Could you write out the records below exactly as they appear?

--- START Input data ---

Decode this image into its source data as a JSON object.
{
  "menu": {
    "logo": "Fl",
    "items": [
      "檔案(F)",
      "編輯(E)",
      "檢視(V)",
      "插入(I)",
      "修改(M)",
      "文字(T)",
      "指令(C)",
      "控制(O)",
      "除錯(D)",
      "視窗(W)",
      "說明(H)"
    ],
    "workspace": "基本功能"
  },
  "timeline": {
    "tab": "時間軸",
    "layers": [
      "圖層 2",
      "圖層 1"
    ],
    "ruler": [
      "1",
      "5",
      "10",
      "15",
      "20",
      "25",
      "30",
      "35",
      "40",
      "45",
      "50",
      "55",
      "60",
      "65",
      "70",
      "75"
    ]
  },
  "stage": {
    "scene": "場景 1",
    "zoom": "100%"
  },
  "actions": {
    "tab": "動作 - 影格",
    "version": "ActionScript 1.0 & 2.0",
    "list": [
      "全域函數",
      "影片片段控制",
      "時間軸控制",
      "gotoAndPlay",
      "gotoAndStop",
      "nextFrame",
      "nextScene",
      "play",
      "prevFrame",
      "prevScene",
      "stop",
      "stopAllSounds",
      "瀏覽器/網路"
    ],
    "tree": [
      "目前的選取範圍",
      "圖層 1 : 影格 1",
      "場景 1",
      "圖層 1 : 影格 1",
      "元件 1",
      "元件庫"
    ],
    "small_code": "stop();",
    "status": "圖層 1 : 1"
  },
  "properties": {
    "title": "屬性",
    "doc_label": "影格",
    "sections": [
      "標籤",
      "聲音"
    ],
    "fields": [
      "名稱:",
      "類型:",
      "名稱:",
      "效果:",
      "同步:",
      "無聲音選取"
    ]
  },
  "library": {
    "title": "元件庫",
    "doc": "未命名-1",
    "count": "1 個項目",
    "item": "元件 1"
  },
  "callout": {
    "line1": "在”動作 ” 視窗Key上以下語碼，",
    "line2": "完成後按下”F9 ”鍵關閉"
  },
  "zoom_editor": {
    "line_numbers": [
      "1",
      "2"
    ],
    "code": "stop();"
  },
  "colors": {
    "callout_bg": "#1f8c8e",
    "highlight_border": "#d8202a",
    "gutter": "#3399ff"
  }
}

--- END Input data ---

§ **Response below**:
Decode this image into its source data as a JSON object.
{
  "menu": {
    "logo": "Fl",
    "items": [
      "檔案(F)",
      "編輯(E)",
      "檢視(V)",
      "插入(I)",
      "修改(M)",
      "文字(T)",
      "指令(C)",
      "控制(O)",
      "除錯(D)",
      "視窗(W)",
      "說明(H)"
    ],
    "workspace": "基本功能"
  },
  "timeline": {
    "tab": "時間軸",
    "layers": [
      "圖層 2",
      "圖層 1"
    ],
    "ruler": [
      "1",
      "5",
      "10",
      "15",
      "20",
      "25",
      "30",
      "35",
      "40",
      "45",
      "50",
      "55",
      "60",
      "65",
      "70",
      "75"
    ]
  },
  "stage": {
    "scene": "場景 1",
    "zoom": "100%"
  },
  "actions": {
    "tab": "動作 - 影格",
    "version": "ActionScript 1.0 & 2.0",
    "list": [
      "全域函數",
      "影片片段控制",
      "時間軸控制",
      "gotoAndPlay",
      "gotoAndStop",
      "nextFrame",
      "nextScene",
      "play",
      "prevFrame",
      "prevScene",
      "stop",
      "stopAllSounds",
      "瀏覽器/網路"
    ],
    "tree": [
      "目前的選取範圍",
      "圖層 1 : 影格 1",
      "場景 1",
      "圖層 1 : 影格 1",
      "元件 1",
      "元件庫"
    ],
    "small_code": "stop();",
    "status": "圖層 1 : 1"
  },
  "properties": {
    "title": "屬性",
    "doc_label": "影格",
    "sections": [
      "標籤",
      "聲音"
    ],
    "fields": [
      "名稱:",
      "類型:",
      "名稱:",
      "效果:",
      "同步:",
      "無聲音選取"
    ]
  },
  "library": {
    "title": "元件庫",
    "doc": "未命名-1",
    "count": "1 個項目",
    "item": "元件 1"
  },
  "callout": {
    "line1": "在”動作 ” 視窗Key上以下語碼，",
    "line2": "完成後按下”F9 ”鍵關閉"
  },
  "zoom_editor": {
    "line_numbers": [
      "1",
      "2"
    ],
    "code": "stop();"
  },
  "colors": {
    "callout_bg": "#1f8c8e",
    "highlight_border": "#d8202a",
    "gutter": "#3399ff"
  }
}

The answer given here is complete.